◆ **GIVEN INSTRUCTION**
Repeat the data verbatim.

◆ **ENTRIES SUPPLIED**
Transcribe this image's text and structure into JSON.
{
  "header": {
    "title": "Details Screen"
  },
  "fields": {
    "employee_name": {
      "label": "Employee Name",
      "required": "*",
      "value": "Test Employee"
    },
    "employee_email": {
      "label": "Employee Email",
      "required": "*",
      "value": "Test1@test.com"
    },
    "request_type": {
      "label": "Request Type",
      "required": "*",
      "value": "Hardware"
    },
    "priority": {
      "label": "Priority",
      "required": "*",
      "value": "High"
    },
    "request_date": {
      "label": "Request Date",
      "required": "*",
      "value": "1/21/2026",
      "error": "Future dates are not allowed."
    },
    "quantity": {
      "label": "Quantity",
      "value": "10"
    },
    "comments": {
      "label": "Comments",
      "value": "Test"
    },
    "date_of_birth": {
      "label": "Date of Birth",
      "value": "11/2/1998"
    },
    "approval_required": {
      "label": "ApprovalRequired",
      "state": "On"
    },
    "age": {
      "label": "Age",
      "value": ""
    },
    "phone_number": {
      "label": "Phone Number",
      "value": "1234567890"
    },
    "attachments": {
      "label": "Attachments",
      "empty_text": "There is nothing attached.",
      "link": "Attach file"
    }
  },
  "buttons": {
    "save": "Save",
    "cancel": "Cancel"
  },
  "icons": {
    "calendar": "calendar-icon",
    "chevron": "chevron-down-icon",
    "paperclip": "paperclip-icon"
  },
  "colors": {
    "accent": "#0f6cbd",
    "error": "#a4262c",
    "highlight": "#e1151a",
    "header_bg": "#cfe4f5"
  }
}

◆ **RESULT BELOW**
Transcribe this image's text and structure into JSON.
{
  "header": {
    "title": "Details Screen"
  },
  "fields": {
    "employee_name": {
      "label": "Employee Name",
      "required": "*",
      "value": "Test Employee"
    },
    "employee_email": {
      "label": "Employee Email",
      "required": "*",
      "value": "Test1@test.com"
    },
    "request_type": {
      "label": "Request Type",
      "required": "*",
      "value": "Hardware"
    },
    "priority": {
      "label": "Priority",
      "required": "*",
      "value": "High"
    },
    "request_date": {
      "label": "Request Date",
      "required": "*",
      "value": "1/21/2026",
      "error": "Future dates are not allowed."
    },
    "quantity": {
      "label": "Quantity",
      "value": "10"
    },
    "comments": {
      "label": "Comments",
      "value": "Test"
    },
    "date_of_birth": {
      "label": "Date of Birth",
      "value": "11/2/1998"
    },
    "approval_required": {
      "label": "ApprovalRequired",
      "state": "On"
    },
    "age": {
      "label": "Age",
      "value": ""
    },
    "phone_number": {
      "label": "Phone Number",
      "value": "1234567890"
    },
    "attachments": {
      "label": "Attachments",
      "empty_text": "There is nothing attached.",
      "link": "Attach file"
    }
  },
  "buttons": {
    "save": "Save",
    "cancel": "Cancel"
  },
  "icons": {
    "calendar": "calendar-icon",
    "chevron": "chevron-down-icon",
    "paperclip": "paperclip-icon"
  },
  "colors": {
    "accent": "#0f6cbd",
    "error": "#a4262c",
    "highlight": "#e1151a",
    "header_bg": "#cfe4f5"
  }
}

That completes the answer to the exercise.